----- DATA EXTRACT

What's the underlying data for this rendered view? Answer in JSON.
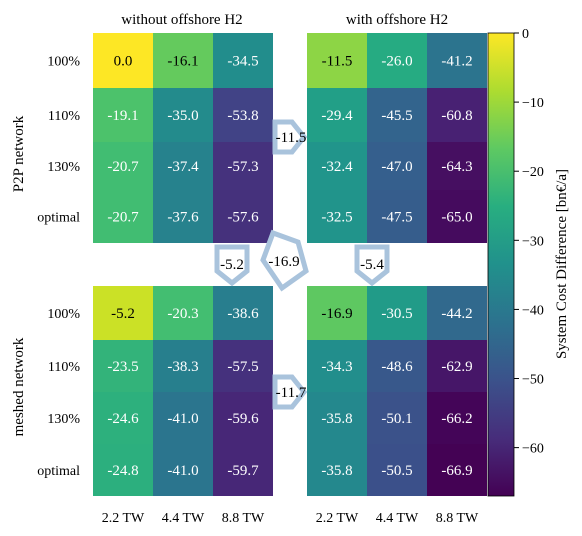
{
  "chart_data": {
    "type": "heatmap",
    "column_group_titles": [
      "without offshore H2",
      "with offshore H2"
    ],
    "row_group_titles": [
      "P2P network",
      "meshed network"
    ],
    "x_tick_labels": [
      "2.2 TW",
      "4.4 TW",
      "8.8 TW"
    ],
    "y_tick_labels": [
      "100%",
      "110%",
      "130%",
      "optimal"
    ],
    "panels": [
      {
        "row_group": "P2P network",
        "column_group": "without offshore H2",
        "values": [
          [
            0.0,
            -16.1,
            -34.5
          ],
          [
            -19.1,
            -35.0,
            -53.8
          ],
          [
            -20.7,
            -37.4,
            -57.3
          ],
          [
            -20.7,
            -37.6,
            -57.6
          ]
        ]
      },
      {
        "row_group": "P2P network",
        "column_group": "with offshore H2",
        "values": [
          [
            -11.5,
            -26.0,
            -41.2
          ],
          [
            -29.4,
            -45.5,
            -60.8
          ],
          [
            -32.4,
            -47.0,
            -64.3
          ],
          [
            -32.5,
            -47.5,
            -65.0
          ]
        ]
      },
      {
        "row_group": "meshed network",
        "column_group": "without offshore H2",
        "values": [
          [
            -5.2,
            -20.3,
            -38.6
          ],
          [
            -23.5,
            -38.3,
            -57.5
          ],
          [
            -24.6,
            -41.0,
            -59.6
          ],
          [
            -24.8,
            -41.0,
            -59.7
          ]
        ]
      },
      {
        "row_group": "meshed network",
        "column_group": "with offshore H2",
        "values": [
          [
            -16.9,
            -30.5,
            -44.2
          ],
          [
            -34.3,
            -48.6,
            -62.9
          ],
          [
            -35.8,
            -50.1,
            -66.2
          ],
          [
            -35.8,
            -50.5,
            -66.9
          ]
        ]
      }
    ],
    "arrow_labels": {
      "top_horizontal": "-11.5",
      "bottom_horizontal": "-11.7",
      "left_vertical": "-5.2",
      "right_vertical": "-5.4",
      "diagonal": "-16.9"
    },
    "colorbar": {
      "label": "System Cost Difference [bn€/a]",
      "colormap": "viridis",
      "range": [
        -67,
        0
      ],
      "ticks": [
        0,
        -10,
        -20,
        -30,
        -40,
        -50,
        -60
      ]
    },
    "arrow_color": "#a9c3dc"
  }
}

----------

▸ THE PROBLEM: Quote all of the entries word for word, omitting any pictures.

▸ ANSWER FOR THIS EXERCISE:
What's the underlying data for this rendered view? Answer in JSON.
{
  "chart_data": {
    "type": "heatmap",
    "column_group_titles": [
      "without offshore H2",
      "with offshore H2"
    ],
    "row_group_titles": [
      "P2P network",
      "meshed network"
    ],
    "x_tick_labels": [
      "2.2 TW",
      "4.4 TW",
      "8.8 TW"
    ],
    "y_tick_labels": [
      "100%",
      "110%",
      "130%",
      "optimal"
    ],
    "panels": [
      {
        "row_group": "P2P network",
        "column_group": "without offshore H2",
        "values": [
          [
            0.0,
            -16.1,
            -34.5
          ],
          [
            -19.1,
            -35.0,
            -53.8
          ],
          [
            -20.7,
            -37.4,
            -57.3
          ],
          [
            -20.7,
            -37.6,
            -57.6
          ]
        ]
      },
      {
        "row_group": "P2P network",
        "column_group": "with offshore H2",
        "values": [
          [
            -11.5,
            -26.0,
            -41.2
          ],
          [
            -29.4,
            -45.5,
            -60.8
          ],
          [
            -32.4,
            -47.0,
            -64.3
          ],
          [
            -32.5,
            -47.5,
            -65.0
          ]
        ]
      },
      {
        "row_group": "meshed network",
        "column_group": "without offshore H2",
        "values": [
          [
            -5.2,
            -20.3,
            -38.6
          ],
          [
            -23.5,
            -38.3,
            -57.5
          ],
          [
            -24.6,
            -41.0,
            -59.6
          ],
          [
            -24.8,
            -41.0,
            -59.7
          ]
        ]
      },
      {
        "row_group": "meshed network",
        "column_group": "with offshore H2",
        "values": [
          [
            -16.9,
            -30.5,
            -44.2
          ],
          [
            -34.3,
            -48.6,
            -62.9
          ],
          [
            -35.8,
            -50.1,
            -66.2
          ],
          [
            -35.8,
            -50.5,
            -66.9
          ]
        ]
      }
    ],
    "arrow_labels": {
      "top_horizontal": "-11.5",
      "bottom_horizontal": "-11.7",
      "left_vertical": "-5.2",
      "right_vertical": "-5.4",
      "diagonal": "-16.9"
    },
    "colorbar": {
      "label": "System Cost Difference [bn€/a]",
      "colormap": "viridis",
      "range": [
        -67,
        0
      ],
      "ticks": [
        0,
        -10,
        -20,
        -30,
        -40,
        -50,
        -60
      ]
    },
    "arrow_color": "#a9c3dc"
  }
}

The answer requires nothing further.